Task details.
Omit all images. Transcribe the rest of the material below exactly.

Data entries

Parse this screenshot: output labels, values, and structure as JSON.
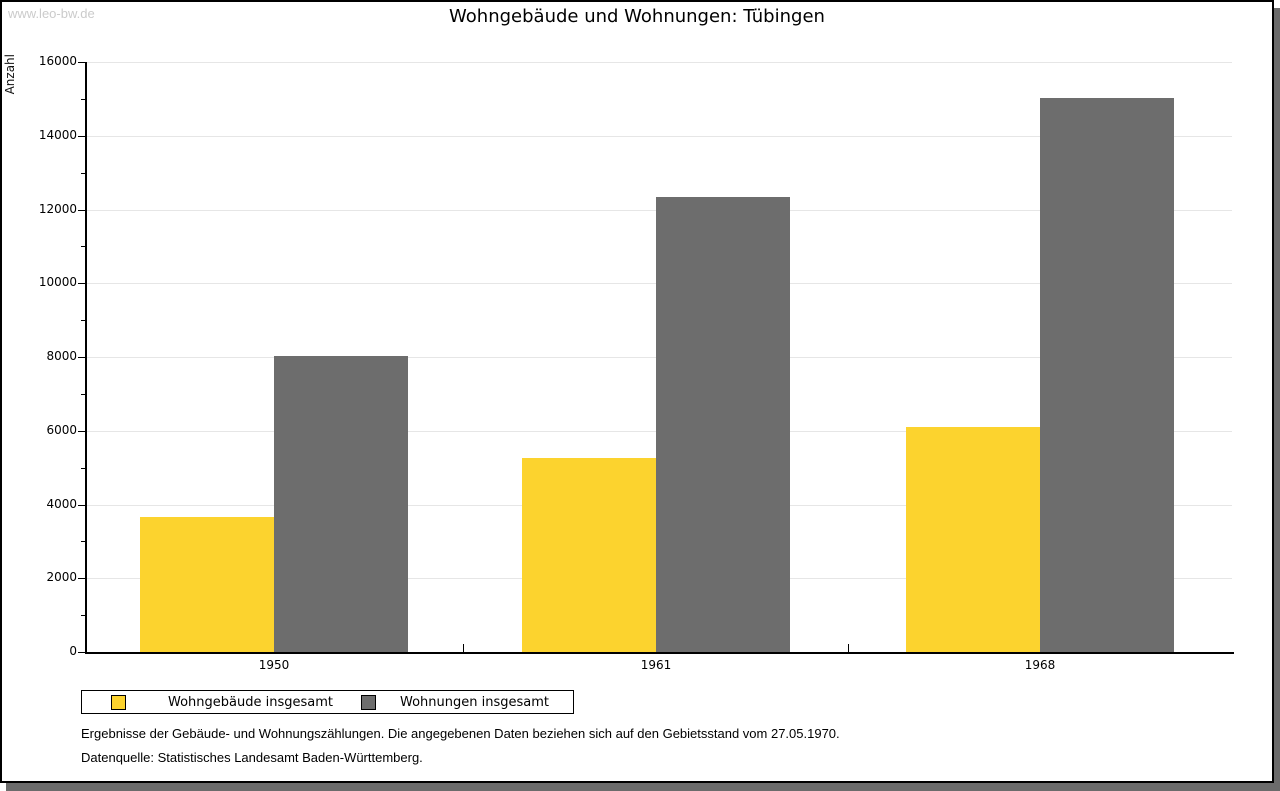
{
  "watermark": "www.leo-bw.de",
  "title": "Wohngebäude und Wohnungen: Tübingen",
  "chart_data": {
    "type": "bar",
    "title": "Wohngebäude und Wohnungen: Tübingen",
    "categories": [
      "1950",
      "1961",
      "1968"
    ],
    "series": [
      {
        "name": "Wohngebäude insgesamt",
        "color": "#FCD32E",
        "values": [
          3650,
          5250,
          6100
        ]
      },
      {
        "name": "Wohnungen insgesamt",
        "color": "#6D6D6D",
        "values": [
          8040,
          12330,
          15030
        ]
      }
    ],
    "xlabel": "",
    "ylabel": "Anzahl",
    "ylim": [
      0,
      16000
    ],
    "ytick_major_step": 2000,
    "ytick_minor_step": 1000,
    "grid": true,
    "gridline_color": "#E6E6E6",
    "legend_position": "bottom-left"
  },
  "footer": {
    "lines": [
      "Ergebnisse der Gebäude- und Wohnungszählungen. Die angegebenen Daten beziehen sich auf den Gebietsstand vom 27.05.1970.",
      "Datenquelle: Statistisches Landesamt Baden-Württemberg."
    ]
  }
}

Result for this task.
Parse this screenshot: output labels, values, and structure as JSON.
{
  "watermark": "www.leo-bw.de",
  "title": "Wohngebäude und Wohnungen: Tübingen",
  "chart_data": {
    "type": "bar",
    "title": "Wohngebäude und Wohnungen: Tübingen",
    "categories": [
      "1950",
      "1961",
      "1968"
    ],
    "series": [
      {
        "name": "Wohngebäude insgesamt",
        "color": "#FCD32E",
        "values": [
          3650,
          5250,
          6100
        ]
      },
      {
        "name": "Wohnungen insgesamt",
        "color": "#6D6D6D",
        "values": [
          8040,
          12330,
          15030
        ]
      }
    ],
    "xlabel": "",
    "ylabel": "Anzahl",
    "ylim": [
      0,
      16000
    ],
    "ytick_major_step": 2000,
    "ytick_minor_step": 1000,
    "grid": true,
    "gridline_color": "#E6E6E6",
    "legend_position": "bottom-left"
  },
  "footer": {
    "lines": [
      "Ergebnisse der Gebäude- und Wohnungszählungen. Die angegebenen Daten beziehen sich auf den Gebietsstand vom 27.05.1970.",
      "Datenquelle: Statistisches Landesamt Baden-Württemberg."
    ]
  }
}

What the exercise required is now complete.